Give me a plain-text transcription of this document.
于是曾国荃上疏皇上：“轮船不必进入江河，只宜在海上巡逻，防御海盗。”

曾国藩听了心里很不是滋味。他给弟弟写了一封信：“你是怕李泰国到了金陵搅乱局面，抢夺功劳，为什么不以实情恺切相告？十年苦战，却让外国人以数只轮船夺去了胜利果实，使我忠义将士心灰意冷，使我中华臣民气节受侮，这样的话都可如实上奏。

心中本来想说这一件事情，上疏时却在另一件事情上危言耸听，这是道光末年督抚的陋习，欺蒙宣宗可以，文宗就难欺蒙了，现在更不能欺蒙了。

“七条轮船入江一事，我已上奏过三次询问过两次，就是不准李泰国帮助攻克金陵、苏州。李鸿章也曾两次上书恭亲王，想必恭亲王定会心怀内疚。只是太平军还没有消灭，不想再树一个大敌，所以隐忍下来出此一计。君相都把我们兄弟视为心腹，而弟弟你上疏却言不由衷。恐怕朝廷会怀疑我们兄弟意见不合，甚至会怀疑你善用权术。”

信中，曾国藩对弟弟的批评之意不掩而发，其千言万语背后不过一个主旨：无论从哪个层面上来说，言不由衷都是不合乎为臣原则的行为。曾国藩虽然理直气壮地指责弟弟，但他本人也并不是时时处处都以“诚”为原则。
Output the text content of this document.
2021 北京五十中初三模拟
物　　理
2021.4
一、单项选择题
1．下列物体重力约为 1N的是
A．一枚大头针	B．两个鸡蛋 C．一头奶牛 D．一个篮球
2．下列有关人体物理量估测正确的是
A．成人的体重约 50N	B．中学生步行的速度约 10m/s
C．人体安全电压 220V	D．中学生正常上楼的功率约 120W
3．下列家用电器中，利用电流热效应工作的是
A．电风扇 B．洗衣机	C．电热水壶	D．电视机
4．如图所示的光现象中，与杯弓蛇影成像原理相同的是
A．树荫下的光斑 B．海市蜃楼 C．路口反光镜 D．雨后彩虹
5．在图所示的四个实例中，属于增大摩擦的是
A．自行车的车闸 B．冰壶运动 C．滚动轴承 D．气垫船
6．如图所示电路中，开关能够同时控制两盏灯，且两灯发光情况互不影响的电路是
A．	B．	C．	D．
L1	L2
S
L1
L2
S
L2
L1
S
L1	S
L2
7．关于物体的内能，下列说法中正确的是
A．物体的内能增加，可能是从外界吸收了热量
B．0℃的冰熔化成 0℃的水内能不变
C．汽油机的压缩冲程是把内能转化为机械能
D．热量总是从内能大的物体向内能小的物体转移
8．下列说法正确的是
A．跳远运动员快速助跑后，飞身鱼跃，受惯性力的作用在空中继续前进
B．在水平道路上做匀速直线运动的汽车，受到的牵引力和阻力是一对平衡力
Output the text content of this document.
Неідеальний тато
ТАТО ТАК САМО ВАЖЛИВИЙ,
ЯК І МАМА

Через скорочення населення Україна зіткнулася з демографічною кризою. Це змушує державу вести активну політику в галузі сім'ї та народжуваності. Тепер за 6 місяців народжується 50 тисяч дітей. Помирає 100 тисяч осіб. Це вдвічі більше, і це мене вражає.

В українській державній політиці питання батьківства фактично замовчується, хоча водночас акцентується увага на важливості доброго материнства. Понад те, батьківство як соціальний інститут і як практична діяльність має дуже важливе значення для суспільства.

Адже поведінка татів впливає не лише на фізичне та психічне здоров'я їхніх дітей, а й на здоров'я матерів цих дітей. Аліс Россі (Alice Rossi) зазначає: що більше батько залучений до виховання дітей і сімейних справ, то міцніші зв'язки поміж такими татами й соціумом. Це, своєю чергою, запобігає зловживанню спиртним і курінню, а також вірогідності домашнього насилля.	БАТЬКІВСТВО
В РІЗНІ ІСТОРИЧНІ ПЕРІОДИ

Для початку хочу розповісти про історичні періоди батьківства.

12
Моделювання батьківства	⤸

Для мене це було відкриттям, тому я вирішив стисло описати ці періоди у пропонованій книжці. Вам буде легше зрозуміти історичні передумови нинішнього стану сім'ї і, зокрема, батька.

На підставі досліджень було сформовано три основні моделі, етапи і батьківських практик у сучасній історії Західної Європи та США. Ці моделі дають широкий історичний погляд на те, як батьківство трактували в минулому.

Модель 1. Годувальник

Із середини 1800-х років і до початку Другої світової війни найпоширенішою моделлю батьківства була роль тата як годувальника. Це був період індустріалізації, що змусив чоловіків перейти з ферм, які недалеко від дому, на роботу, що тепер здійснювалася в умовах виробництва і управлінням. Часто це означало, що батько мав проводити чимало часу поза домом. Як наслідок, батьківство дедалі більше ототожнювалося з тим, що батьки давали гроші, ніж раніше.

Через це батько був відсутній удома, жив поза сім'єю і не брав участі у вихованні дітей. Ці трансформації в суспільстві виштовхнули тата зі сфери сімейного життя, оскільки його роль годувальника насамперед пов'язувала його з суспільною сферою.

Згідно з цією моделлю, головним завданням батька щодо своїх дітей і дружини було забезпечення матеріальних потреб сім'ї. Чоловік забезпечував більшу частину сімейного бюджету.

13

==============================

Copy, from the material, each line that holds the string "мене".

Через скорочення населення Україна зіткнулася з демографічною кризою. Це змушує державу вести активну політику в галузі сім'ї та народжуваності. Тепер за 6 місяців народжується 50 тисяч дітей. Помирає 100 тисяч осіб. Це вдвічі більше, і це мене вражає.
Для мене це було відкриттям, тому я вирішив стисло описати ці періоди у пропонованій книжці. Вам буде легше зрозуміти історичні передумови нинішнього стану сім'ї і, зокрема, батька.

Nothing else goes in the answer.